Without including the pictures, copy out every line below.

▸ Records from a collection of figures:
★ ★ ★ ★ ★
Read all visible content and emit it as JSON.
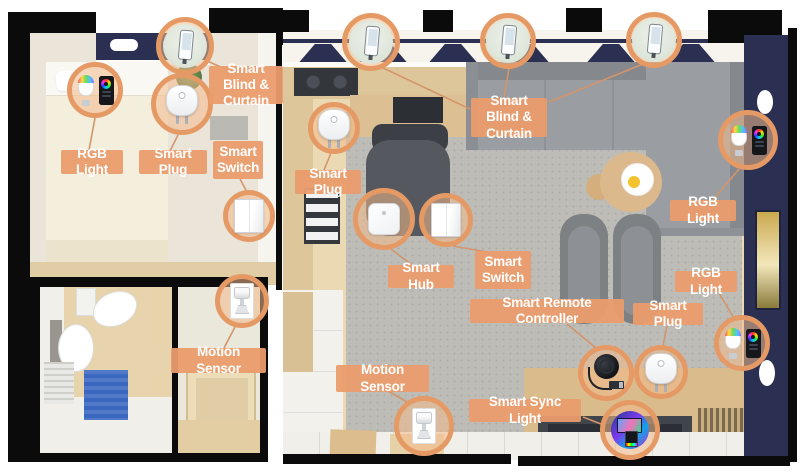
{
  "colors": {
    "accent": "rgba(234,156,107,0.95)",
    "ring": "#e59a66",
    "circle-fill": "rgba(242,186,139,0.55)",
    "wall": "#0b0b0c",
    "navy": "#2b3053",
    "wood": "#ebd9b3",
    "wood-dark": "#ddc79a",
    "rug": "#bdbcb7",
    "tile": "#f1efe9",
    "bedroom-floor": "#ebe5d9",
    "bed": "#f4eedd",
    "bath-tile": "#e7d3ac",
    "bath-mat-blue": "#3a67bf",
    "line": "#d4956b"
  },
  "labels": [
    {
      "id": "blind-curtain-bedroom",
      "text": "Smart Blind & Curtain",
      "x": 209,
      "y": 66,
      "w": 74,
      "h": 38
    },
    {
      "id": "rgb-light-bedroom",
      "text": "RGB Light",
      "x": 61,
      "y": 150,
      "w": 62,
      "h": 24
    },
    {
      "id": "smart-plug-bedroom",
      "text": "Smart Plug",
      "x": 139,
      "y": 150,
      "w": 68,
      "h": 24
    },
    {
      "id": "smart-switch-bedroom",
      "text": "Smart Switch",
      "x": 213,
      "y": 141,
      "w": 50,
      "h": 38
    },
    {
      "id": "smart-plug-kitchen",
      "text": "Smart Plug",
      "x": 295,
      "y": 170,
      "w": 66,
      "h": 24
    },
    {
      "id": "blind-curtain-living",
      "text": "Smart Blind & Curtain",
      "x": 471,
      "y": 98,
      "w": 76,
      "h": 39
    },
    {
      "id": "rgb-light-sofa",
      "text": "RGB Light",
      "x": 670,
      "y": 200,
      "w": 66,
      "h": 21
    },
    {
      "id": "smart-hub",
      "text": "Smart Hub",
      "x": 388,
      "y": 265,
      "w": 66,
      "h": 23
    },
    {
      "id": "smart-switch-living",
      "text": "Smart Switch",
      "x": 475,
      "y": 251,
      "w": 56,
      "h": 38
    },
    {
      "id": "rgb-light-wall",
      "text": "RGB Light",
      "x": 675,
      "y": 271,
      "w": 62,
      "h": 21
    },
    {
      "id": "smart-remote-controller",
      "text": "Smart Remote Controller",
      "x": 470,
      "y": 299,
      "w": 154,
      "h": 24
    },
    {
      "id": "smart-plug-living",
      "text": "Smart Plug",
      "x": 633,
      "y": 303,
      "w": 70,
      "h": 22
    },
    {
      "id": "motion-sensor-bathroom",
      "text": "Motion Sensor",
      "x": 171,
      "y": 348,
      "w": 95,
      "h": 25
    },
    {
      "id": "motion-sensor-living",
      "text": "Motion Sensor",
      "x": 336,
      "y": 365,
      "w": 93,
      "h": 27
    },
    {
      "id": "smart-sync-light",
      "text": "Smart Sync Light",
      "x": 469,
      "y": 399,
      "w": 112,
      "h": 23
    }
  ],
  "devices": [
    {
      "id": "blind-phone-bedroom",
      "type": "blind-phone",
      "cx": 185,
      "cy": 46,
      "r": 29
    },
    {
      "id": "rgb-bulb-bedroom",
      "type": "rgb-bulb",
      "cx": 95,
      "cy": 90,
      "r": 28
    },
    {
      "id": "smart-plug-bedroom",
      "type": "smart-plug",
      "cx": 182,
      "cy": 104,
      "r": 31
    },
    {
      "id": "smart-switch-bedroom",
      "type": "smart-switch",
      "cx": 249,
      "cy": 216,
      "r": 26
    },
    {
      "id": "smart-plug-kitchen",
      "type": "smart-plug",
      "cx": 334,
      "cy": 128,
      "r": 26
    },
    {
      "id": "blind-phone-living-1",
      "type": "blind-phone",
      "cx": 371,
      "cy": 42,
      "r": 29
    },
    {
      "id": "blind-phone-living-2",
      "type": "blind-phone",
      "cx": 508,
      "cy": 41,
      "r": 28
    },
    {
      "id": "blind-phone-living-3",
      "type": "blind-phone",
      "cx": 654,
      "cy": 40,
      "r": 28
    },
    {
      "id": "smart-hub",
      "type": "smart-hub",
      "cx": 384,
      "cy": 219,
      "r": 31
    },
    {
      "id": "smart-switch-living",
      "type": "smart-switch",
      "cx": 446,
      "cy": 220,
      "r": 27
    },
    {
      "id": "rgb-bulb-sofa",
      "type": "rgb-bulb",
      "cx": 748,
      "cy": 140,
      "r": 30
    },
    {
      "id": "rgb-bulb-wall",
      "type": "rgb-bulb",
      "cx": 742,
      "cy": 343,
      "r": 28
    },
    {
      "id": "motion-sensor-bathroom",
      "type": "motion-sensor",
      "cx": 242,
      "cy": 301,
      "r": 27
    },
    {
      "id": "motion-sensor-living",
      "type": "motion-sensor",
      "cx": 424,
      "cy": 426,
      "r": 30
    },
    {
      "id": "smart-remote-controller",
      "type": "remote-controller",
      "cx": 606,
      "cy": 373,
      "r": 28
    },
    {
      "id": "smart-plug-living",
      "type": "smart-plug",
      "cx": 661,
      "cy": 372,
      "r": 27
    },
    {
      "id": "smart-sync-light",
      "type": "sync-light",
      "cx": 630,
      "cy": 430,
      "r": 30
    }
  ],
  "connectors": [
    [
      205,
      60,
      232,
      72
    ],
    [
      95,
      118,
      89,
      150
    ],
    [
      178,
      135,
      170,
      151
    ],
    [
      240,
      179,
      247,
      192
    ],
    [
      331,
      153,
      324,
      170
    ],
    [
      381,
      67,
      470,
      109
    ],
    [
      509,
      68,
      504,
      98
    ],
    [
      643,
      64,
      549,
      102
    ],
    [
      391,
      249,
      412,
      265
    ],
    [
      453,
      246,
      487,
      252
    ],
    [
      739,
      169,
      713,
      200
    ],
    [
      735,
      320,
      719,
      293
    ],
    [
      235,
      327,
      224,
      348
    ],
    [
      409,
      403,
      388,
      391
    ],
    [
      597,
      349,
      567,
      324
    ],
    [
      663,
      346,
      667,
      326
    ],
    [
      601,
      424,
      583,
      417
    ]
  ]
}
★ ★ ★ ★ ★
▸ RESPONSE TO THIS TASK:
Read all visible content and emit it as JSON.
{
  "colors": {
    "accent": "rgba(234,156,107,0.95)",
    "ring": "#e59a66",
    "circle-fill": "rgba(242,186,139,0.55)",
    "wall": "#0b0b0c",
    "navy": "#2b3053",
    "wood": "#ebd9b3",
    "wood-dark": "#ddc79a",
    "rug": "#bdbcb7",
    "tile": "#f1efe9",
    "bedroom-floor": "#ebe5d9",
    "bed": "#f4eedd",
    "bath-tile": "#e7d3ac",
    "bath-mat-blue": "#3a67bf",
    "line": "#d4956b"
  },
  "labels": [
    {
      "id": "blind-curtain-bedroom",
      "text": "Smart Blind & Curtain",
      "x": 209,
      "y": 66,
      "w": 74,
      "h": 38
    },
    {
      "id": "rgb-light-bedroom",
      "text": "RGB Light",
      "x": 61,
      "y": 150,
      "w": 62,
      "h": 24
    },
    {
      "id": "smart-plug-bedroom",
      "text": "Smart Plug",
      "x": 139,
      "y": 150,
      "w": 68,
      "h": 24
    },
    {
      "id": "smart-switch-bedroom",
      "text": "Smart Switch",
      "x": 213,
      "y": 141,
      "w": 50,
      "h": 38
    },
    {
      "id": "smart-plug-kitchen",
      "text": "Smart Plug",
      "x": 295,
      "y": 170,
      "w": 66,
      "h": 24
    },
    {
      "id": "blind-curtain-living",
      "text": "Smart Blind & Curtain",
      "x": 471,
      "y": 98,
      "w": 76,
      "h": 39
    },
    {
      "id": "rgb-light-sofa",
      "text": "RGB Light",
      "x": 670,
      "y": 200,
      "w": 66,
      "h": 21
    },
    {
      "id": "smart-hub",
      "text": "Smart Hub",
      "x": 388,
      "y": 265,
      "w": 66,
      "h": 23
    },
    {
      "id": "smart-switch-living",
      "text": "Smart Switch",
      "x": 475,
      "y": 251,
      "w": 56,
      "h": 38
    },
    {
      "id": "rgb-light-wall",
      "text": "RGB Light",
      "x": 675,
      "y": 271,
      "w": 62,
      "h": 21
    },
    {
      "id": "smart-remote-controller",
      "text": "Smart Remote Controller",
      "x": 470,
      "y": 299,
      "w": 154,
      "h": 24
    },
    {
      "id": "smart-plug-living",
      "text": "Smart Plug",
      "x": 633,
      "y": 303,
      "w": 70,
      "h": 22
    },
    {
      "id": "motion-sensor-bathroom",
      "text": "Motion Sensor",
      "x": 171,
      "y": 348,
      "w": 95,
      "h": 25
    },
    {
      "id": "motion-sensor-living",
      "text": "Motion Sensor",
      "x": 336,
      "y": 365,
      "w": 93,
      "h": 27
    },
    {
      "id": "smart-sync-light",
      "text": "Smart Sync Light",
      "x": 469,
      "y": 399,
      "w": 112,
      "h": 23
    }
  ],
  "devices": [
    {
      "id": "blind-phone-bedroom",
      "type": "blind-phone",
      "cx": 185,
      "cy": 46,
      "r": 29
    },
    {
      "id": "rgb-bulb-bedroom",
      "type": "rgb-bulb",
      "cx": 95,
      "cy": 90,
      "r": 28
    },
    {
      "id": "smart-plug-bedroom",
      "type": "smart-plug",
      "cx": 182,
      "cy": 104,
      "r": 31
    },
    {
      "id": "smart-switch-bedroom",
      "type": "smart-switch",
      "cx": 249,
      "cy": 216,
      "r": 26
    },
    {
      "id": "smart-plug-kitchen",
      "type": "smart-plug",
      "cx": 334,
      "cy": 128,
      "r": 26
    },
    {
      "id": "blind-phone-living-1",
      "type": "blind-phone",
      "cx": 371,
      "cy": 42,
      "r": 29
    },
    {
      "id": "blind-phone-living-2",
      "type": "blind-phone",
      "cx": 508,
      "cy": 41,
      "r": 28
    },
    {
      "id": "blind-phone-living-3",
      "type": "blind-phone",
      "cx": 654,
      "cy": 40,
      "r": 28
    },
    {
      "id": "smart-hub",
      "type": "smart-hub",
      "cx": 384,
      "cy": 219,
      "r": 31
    },
    {
      "id": "smart-switch-living",
      "type": "smart-switch",
      "cx": 446,
      "cy": 220,
      "r": 27
    },
    {
      "id": "rgb-bulb-sofa",
      "type": "rgb-bulb",
      "cx": 748,
      "cy": 140,
      "r": 30
    },
    {
      "id": "rgb-bulb-wall",
      "type": "rgb-bulb",
      "cx": 742,
      "cy": 343,
      "r": 28
    },
    {
      "id": "motion-sensor-bathroom",
      "type": "motion-sensor",
      "cx": 242,
      "cy": 301,
      "r": 27
    },
    {
      "id": "motion-sensor-living",
      "type": "motion-sensor",
      "cx": 424,
      "cy": 426,
      "r": 30
    },
    {
      "id": "smart-remote-controller",
      "type": "remote-controller",
      "cx": 606,
      "cy": 373,
      "r": 28
    },
    {
      "id": "smart-plug-living",
      "type": "smart-plug",
      "cx": 661,
      "cy": 372,
      "r": 27
    },
    {
      "id": "smart-sync-light",
      "type": "sync-light",
      "cx": 630,
      "cy": 430,
      "r": 30
    }
  ],
  "connectors": [
    [
      205,
      60,
      232,
      72
    ],
    [
      95,
      118,
      89,
      150
    ],
    [
      178,
      135,
      170,
      151
    ],
    [
      240,
      179,
      247,
      192
    ],
    [
      331,
      153,
      324,
      170
    ],
    [
      381,
      67,
      470,
      109
    ],
    [
      509,
      68,
      504,
      98
    ],
    [
      643,
      64,
      549,
      102
    ],
    [
      391,
      249,
      412,
      265
    ],
    [
      453,
      246,
      487,
      252
    ],
    [
      739,
      169,
      713,
      200
    ],
    [
      735,
      320,
      719,
      293
    ],
    [
      235,
      327,
      224,
      348
    ],
    [
      409,
      403,
      388,
      391
    ],
    [
      597,
      349,
      567,
      324
    ],
    [
      663,
      346,
      667,
      326
    ],
    [
      601,
      424,
      583,
      417
    ]
  ]
}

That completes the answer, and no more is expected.